## GOAL
Keep the wording of each record exactly the same when you repeat it, and leave out pictures.

-- BEGIN --

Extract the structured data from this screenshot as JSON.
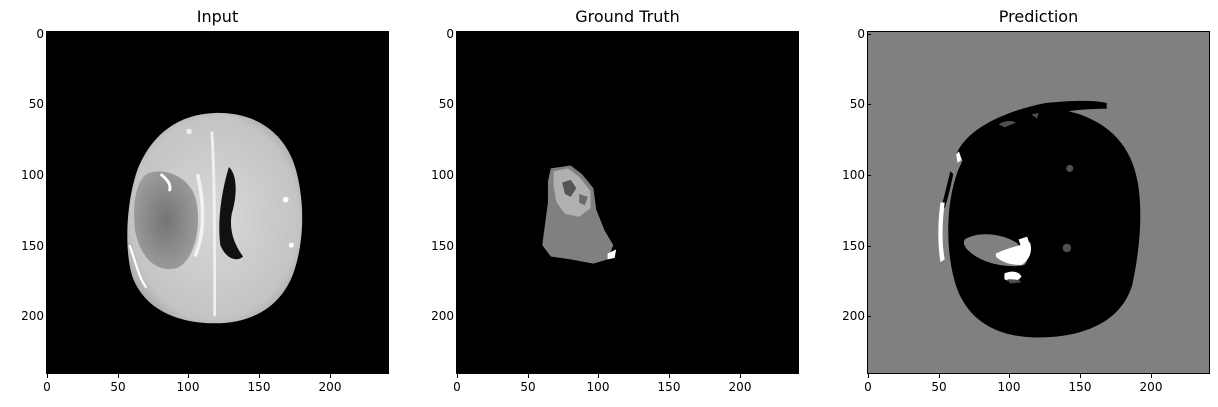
{
  "panels": [
    {
      "title": "Input"
    },
    {
      "title": "Ground Truth"
    },
    {
      "title": "Prediction"
    }
  ],
  "axis": {
    "y_ticks": [
      "0",
      "50",
      "100",
      "150",
      "200"
    ],
    "x_ticks": [
      "0",
      "50",
      "100",
      "150",
      "200"
    ]
  },
  "colors": {
    "background_black": "#000000",
    "prediction_gray": "#808080",
    "label_light_gray": "#b0b0b0",
    "label_mid_gray": "#808080",
    "label_dark_gray": "#505050",
    "white": "#ffffff"
  }
}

-- END --

## WRITTEN RESPONSE
Extract the structured data from this screenshot as JSON.
{
  "panels": [
    {
      "title": "Input"
    },
    {
      "title": "Ground Truth"
    },
    {
      "title": "Prediction"
    }
  ],
  "axis": {
    "y_ticks": [
      "0",
      "50",
      "100",
      "150",
      "200"
    ],
    "x_ticks": [
      "0",
      "50",
      "100",
      "150",
      "200"
    ]
  },
  "colors": {
    "background_black": "#000000",
    "prediction_gray": "#808080",
    "label_light_gray": "#b0b0b0",
    "label_mid_gray": "#808080",
    "label_dark_gray": "#505050",
    "white": "#ffffff"
  }
}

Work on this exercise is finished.